▶ **DIRECTION**
Copy all of the records below verbatim.

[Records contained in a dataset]
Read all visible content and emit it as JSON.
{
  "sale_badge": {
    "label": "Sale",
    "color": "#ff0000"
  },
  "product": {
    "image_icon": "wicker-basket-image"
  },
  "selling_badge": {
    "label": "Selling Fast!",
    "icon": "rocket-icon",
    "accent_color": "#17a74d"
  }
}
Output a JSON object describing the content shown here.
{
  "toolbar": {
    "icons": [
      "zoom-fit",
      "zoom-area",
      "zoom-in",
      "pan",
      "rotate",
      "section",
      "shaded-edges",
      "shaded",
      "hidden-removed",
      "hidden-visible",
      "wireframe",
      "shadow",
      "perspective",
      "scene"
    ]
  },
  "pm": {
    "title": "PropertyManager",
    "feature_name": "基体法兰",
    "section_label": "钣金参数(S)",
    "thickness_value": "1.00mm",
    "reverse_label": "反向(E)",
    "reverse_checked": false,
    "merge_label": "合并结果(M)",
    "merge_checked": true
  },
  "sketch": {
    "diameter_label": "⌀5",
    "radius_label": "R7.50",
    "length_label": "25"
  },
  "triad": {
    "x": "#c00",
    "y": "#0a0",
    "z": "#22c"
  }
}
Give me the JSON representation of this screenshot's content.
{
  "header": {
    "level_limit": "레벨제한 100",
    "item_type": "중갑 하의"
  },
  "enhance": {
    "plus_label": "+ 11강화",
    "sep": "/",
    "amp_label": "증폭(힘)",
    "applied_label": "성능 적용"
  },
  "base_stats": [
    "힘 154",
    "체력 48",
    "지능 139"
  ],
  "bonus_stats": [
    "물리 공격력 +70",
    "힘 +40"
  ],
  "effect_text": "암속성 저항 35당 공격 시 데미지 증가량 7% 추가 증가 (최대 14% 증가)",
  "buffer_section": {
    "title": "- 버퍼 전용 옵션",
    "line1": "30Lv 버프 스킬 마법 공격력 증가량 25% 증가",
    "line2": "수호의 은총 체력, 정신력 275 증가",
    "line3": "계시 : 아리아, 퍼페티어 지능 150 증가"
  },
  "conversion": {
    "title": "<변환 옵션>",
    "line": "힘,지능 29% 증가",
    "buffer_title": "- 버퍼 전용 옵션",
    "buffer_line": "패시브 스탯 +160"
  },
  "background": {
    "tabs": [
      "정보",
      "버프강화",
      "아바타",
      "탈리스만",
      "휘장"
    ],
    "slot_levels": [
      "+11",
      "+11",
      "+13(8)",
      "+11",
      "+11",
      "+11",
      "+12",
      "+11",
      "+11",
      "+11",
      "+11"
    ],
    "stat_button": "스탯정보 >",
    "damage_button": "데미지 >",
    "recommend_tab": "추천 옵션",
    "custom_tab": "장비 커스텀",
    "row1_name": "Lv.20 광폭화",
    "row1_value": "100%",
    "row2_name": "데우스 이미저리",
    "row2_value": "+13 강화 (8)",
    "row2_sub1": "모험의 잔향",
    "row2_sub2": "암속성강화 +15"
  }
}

▶ **SOLVED PROBLEM**
Read all visible content and emit it as JSON.
{
  "sale_badge": {
    "label": "Sale",
    "color": "#ff0000"
  },
  "product": {
    "image_icon": "wicker-basket-image"
  },
  "selling_badge": {
    "label": "Selling Fast!",
    "icon": "rocket-icon",
    "accent_color": "#17a74d"
  }
}
Output a JSON object describing the content shown here.
{
  "toolbar": {
    "icons": [
      "zoom-fit",
      "zoom-area",
      "zoom-in",
      "pan",
      "rotate",
      "section",
      "shaded-edges",
      "shaded",
      "hidden-removed",
      "hidden-visible",
      "wireframe",
      "shadow",
      "perspective",
      "scene"
    ]
  },
  "pm": {
    "title": "PropertyManager",
    "feature_name": "基体法兰",
    "section_label": "钣金参数(S)",
    "thickness_value": "1.00mm",
    "reverse_label": "反向(E)",
    "reverse_checked": false,
    "merge_label": "合并结果(M)",
    "merge_checked": true
  },
  "sketch": {
    "diameter_label": "⌀5",
    "radius_label": "R7.50",
    "length_label": "25"
  },
  "triad": {
    "x": "#c00",
    "y": "#0a0",
    "z": "#22c"
  }
}
Give me the JSON representation of this screenshot's content.
{
  "header": {
    "level_limit": "레벨제한 100",
    "item_type": "중갑 하의"
  },
  "enhance": {
    "plus_label": "+ 11강화",
    "sep": "/",
    "amp_label": "증폭(힘)",
    "applied_label": "성능 적용"
  },
  "base_stats": [
    "힘 154",
    "체력 48",
    "지능 139"
  ],
  "bonus_stats": [
    "물리 공격력 +70",
    "힘 +40"
  ],
  "effect_text": "암속성 저항 35당 공격 시 데미지 증가량 7% 추가 증가 (최대 14% 증가)",
  "buffer_section": {
    "title": "- 버퍼 전용 옵션",
    "line1": "30Lv 버프 스킬 마법 공격력 증가량 25% 증가",
    "line2": "수호의 은총 체력, 정신력 275 증가",
    "line3": "계시 : 아리아, 퍼페티어 지능 150 증가"
  },
  "conversion": {
    "title": "<변환 옵션>",
    "line": "힘,지능 29% 증가",
    "buffer_title": "- 버퍼 전용 옵션",
    "buffer_line": "패시브 스탯 +160"
  },
  "background": {
    "tabs": [
      "정보",
      "버프강화",
      "아바타",
      "탈리스만",
      "휘장"
    ],
    "slot_levels": [
      "+11",
      "+11",
      "+13(8)",
      "+11",
      "+11",
      "+11",
      "+12",
      "+11",
      "+11",
      "+11",
      "+11"
    ],
    "stat_button": "스탯정보 >",
    "damage_button": "데미지 >",
    "recommend_tab": "추천 옵션",
    "custom_tab": "장비 커스텀",
    "row1_name": "Lv.20 광폭화",
    "row1_value": "100%",
    "row2_name": "데우스 이미저리",
    "row2_value": "+13 강화 (8)",
    "row2_sub1": "모험의 잔향",
    "row2_sub2": "암속성강화 +15"
  }
}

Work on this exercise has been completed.